(DESCRIPTION OF THE TASK):
Locate every line in the material below that has the word "name". Copy each of those lines.

(RECORDS FOR PROCESSING):

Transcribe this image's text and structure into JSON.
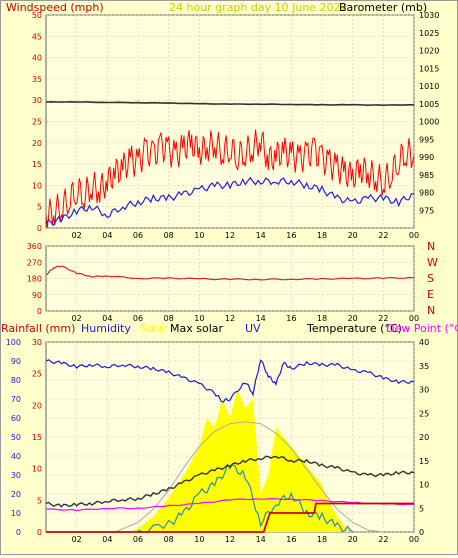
{
  "colors": {
    "background": "#ffffcc",
    "plot_bg": "#ffffdd",
    "grid": "#c8c8a0",
    "wind_speed": "#ff0000",
    "wind_gust_like": "#e00000",
    "barometer": "#333333",
    "avg_wind": "#2020e0",
    "wind_dir": "#dd2222",
    "humidity": "#1a1add",
    "solar": "#ffff00",
    "max_solar": "#aaaaaa",
    "uv": "#2288cc",
    "temperature": "#333333",
    "dew_point": "#ff00ff",
    "rainfall": "#cc0000",
    "title": "#cccc00"
  },
  "header": {
    "title": "24 hour graph day   10 June 2022",
    "windspeed_label": "Windspeed (mph)",
    "barometer_label": "Barometer (mb)"
  },
  "legend": {
    "rainfall": "Rainfall (mm)",
    "humidity": "Humidity",
    "solar": "Solar",
    "max_solar": "Max solar",
    "uv": "UV",
    "temperature": "Temperature (°C)",
    "dew_point": "Dew Point (°C)"
  },
  "chart_data": [
    {
      "type": "line",
      "x_ticks": [
        "02",
        "04",
        "06",
        "08",
        "10",
        "12",
        "14",
        "16",
        "18",
        "20",
        "22",
        "00"
      ],
      "ylim_left": [
        0,
        50
      ],
      "yticks_left": [
        0,
        5,
        10,
        15,
        20,
        25,
        30,
        35,
        40,
        45,
        50
      ],
      "ylim_right": [
        970,
        1030
      ],
      "yticks_right": [
        975,
        980,
        985,
        990,
        995,
        1000,
        1005,
        1010,
        1015,
        1020,
        1025,
        1030
      ],
      "grid": true,
      "series": [
        {
          "name": "Windspeed (mph)",
          "axis": "left",
          "hours": [
            0,
            0.5,
            1,
            1.5,
            2,
            2.5,
            3,
            3.5,
            4,
            4.5,
            5,
            5.5,
            6,
            6.5,
            7,
            7.5,
            8,
            8.5,
            9,
            9.5,
            10,
            10.5,
            11,
            11.5,
            12,
            12.5,
            13,
            13.5,
            14,
            14.5,
            15,
            15.5,
            16,
            16.5,
            17,
            17.5,
            18,
            18.5,
            19,
            19.5,
            20,
            20.5,
            21,
            21.5,
            22,
            22.5,
            23,
            23.5,
            24
          ],
          "values": [
            3,
            4,
            5,
            7,
            9,
            8,
            10,
            9,
            11,
            13,
            14,
            16,
            15,
            18,
            17,
            19,
            18,
            17,
            19,
            20,
            18,
            19,
            20,
            18,
            19,
            17,
            18,
            19,
            21,
            16,
            17,
            18,
            17,
            16,
            17,
            18,
            16,
            15,
            14,
            13,
            12,
            14,
            13,
            12,
            11,
            13,
            16,
            18,
            17
          ]
        },
        {
          "name": "Average wind",
          "axis": "left",
          "hours": [
            0,
            1,
            2,
            3,
            4,
            5,
            6,
            7,
            8,
            9,
            10,
            11,
            12,
            13,
            14,
            15,
            16,
            17,
            18,
            19,
            20,
            21,
            22,
            23,
            24
          ],
          "values": [
            1,
            2,
            4,
            5,
            3,
            5,
            6,
            7,
            7,
            8,
            9,
            10,
            10,
            11,
            11,
            11,
            11,
            10,
            9,
            7,
            6,
            7,
            7,
            6,
            8
          ]
        },
        {
          "name": "Barometer (mb)",
          "axis": "right",
          "hours": [
            0,
            2,
            4,
            6,
            8,
            10,
            12,
            14,
            16,
            18,
            20,
            22,
            24
          ],
          "values": [
            1005.5,
            1005.5,
            1005.4,
            1005.3,
            1005.2,
            1005.0,
            1004.9,
            1004.9,
            1004.8,
            1004.7,
            1004.7,
            1004.6,
            1004.7
          ]
        }
      ]
    },
    {
      "type": "line",
      "x_ticks": [
        "02",
        "04",
        "06",
        "08",
        "10",
        "12",
        "14",
        "16",
        "18",
        "20",
        "22",
        "00"
      ],
      "ylim": [
        0,
        360
      ],
      "yticks": [
        0,
        90,
        180,
        270,
        360
      ],
      "direction_labels": [
        "N",
        "W",
        "S",
        "E",
        "N"
      ],
      "grid": true,
      "series": [
        {
          "name": "Wind direction",
          "hours": [
            0,
            0.5,
            1,
            2,
            3,
            4,
            6,
            8,
            10,
            12,
            14,
            16,
            18,
            20,
            22,
            24
          ],
          "values": [
            200,
            240,
            250,
            210,
            190,
            195,
            180,
            182,
            178,
            176,
            175,
            176,
            178,
            180,
            182,
            184
          ]
        }
      ]
    },
    {
      "type": "line",
      "x_ticks": [
        "02",
        "04",
        "06",
        "08",
        "10",
        "12",
        "14",
        "16",
        "18",
        "20",
        "22",
        "00"
      ],
      "ylim_humidity": [
        0,
        100
      ],
      "yticks_humidity": [
        0,
        10,
        20,
        30,
        40,
        50,
        60,
        70,
        80,
        90,
        100
      ],
      "ylim_rain": [
        0,
        30
      ],
      "yticks_rain": [
        0,
        5,
        10,
        15,
        20,
        25,
        30
      ],
      "ylim_temp": [
        0,
        40
      ],
      "yticks_temp": [
        0,
        5,
        10,
        15,
        20,
        25,
        30,
        35,
        40
      ],
      "grid": true,
      "series": [
        {
          "name": "Humidity",
          "axis": "humidity",
          "hours": [
            0,
            1,
            2,
            3,
            4,
            5,
            6,
            7,
            8,
            9,
            10,
            11,
            11.5,
            12,
            13,
            13.5,
            14,
            14.5,
            15,
            15.5,
            16,
            17,
            18,
            19,
            20,
            21,
            22,
            23,
            24
          ],
          "values": [
            90,
            89,
            87,
            88,
            87,
            88,
            87,
            86,
            84,
            81,
            78,
            73,
            69,
            70,
            79,
            73,
            91,
            82,
            78,
            89,
            86,
            89,
            88,
            88,
            85,
            84,
            81,
            79,
            79
          ]
        },
        {
          "name": "Temperature (°C)",
          "axis": "temp",
          "hours": [
            0,
            1,
            2,
            3,
            4,
            5,
            6,
            7,
            8,
            9,
            10,
            11,
            12,
            13,
            14,
            15,
            16,
            17,
            18,
            19,
            20,
            21,
            22,
            23,
            24
          ],
          "values": [
            6,
            5.5,
            5.8,
            6,
            6.5,
            6.8,
            7,
            8,
            9,
            10.5,
            12,
            13,
            14,
            15,
            15.5,
            16,
            15,
            15,
            14,
            13.5,
            12.5,
            12,
            12,
            12.5,
            12.5
          ]
        },
        {
          "name": "Dew Point (°C)",
          "axis": "temp",
          "hours": [
            0,
            2,
            4,
            6,
            8,
            10,
            12,
            14,
            16,
            18,
            20,
            22,
            24
          ],
          "values": [
            4.8,
            4.6,
            5.0,
            5.0,
            5.5,
            6.0,
            6.8,
            7.0,
            6.9,
            6.6,
            6.2,
            5.9,
            5.8
          ]
        },
        {
          "name": "Max solar",
          "axis": "humidity",
          "hours": [
            4.5,
            6,
            7,
            8,
            9,
            10,
            11,
            12,
            13,
            14,
            15,
            16,
            17,
            18,
            19,
            20,
            21,
            22
          ],
          "values": [
            0,
            5,
            12,
            22,
            34,
            45,
            53,
            57,
            58,
            57,
            52,
            44,
            33,
            22,
            12,
            5,
            1,
            0
          ]
        },
        {
          "name": "Solar",
          "axis": "humidity",
          "hours": [
            5.5,
            6,
            7,
            8,
            9,
            10,
            10.5,
            11,
            11.5,
            12,
            12.5,
            13,
            13.5,
            14,
            14.5,
            15,
            15.5,
            16,
            16.5,
            17,
            17.5,
            18,
            18.5,
            19,
            19.5,
            20
          ],
          "values": [
            0,
            2,
            8,
            18,
            30,
            45,
            60,
            55,
            70,
            60,
            75,
            65,
            70,
            20,
            30,
            55,
            50,
            45,
            40,
            35,
            30,
            25,
            15,
            8,
            3,
            0
          ]
        },
        {
          "name": "UV",
          "axis": "humidity",
          "hours": [
            6,
            8,
            9,
            10,
            11,
            12,
            13,
            14,
            15,
            16,
            17,
            18,
            19,
            20
          ],
          "values": [
            0,
            4,
            10,
            20,
            25,
            35,
            30,
            5,
            15,
            20,
            10,
            8,
            3,
            0
          ]
        },
        {
          "name": "Rainfall (mm)",
          "axis": "rain",
          "hours": [
            0,
            14.2,
            14.6,
            17.5,
            17.6,
            24
          ],
          "values": [
            0,
            0,
            3,
            3,
            4.5,
            4.5
          ]
        }
      ]
    }
  ]
}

(SOLUTION TO THE EXERCISE):
          "name": "Windspeed (mph)",
          "name": "Average wind",
          "name": "Barometer (mb)",
          "name": "Wind direction",
          "name": "Humidity",
          "name": "Temperature (°C)",
          "name": "Dew Point (°C)",
          "name": "Max solar",
          "name": "Solar",
          "name": "UV",
          "name": "Rainfall (mm)",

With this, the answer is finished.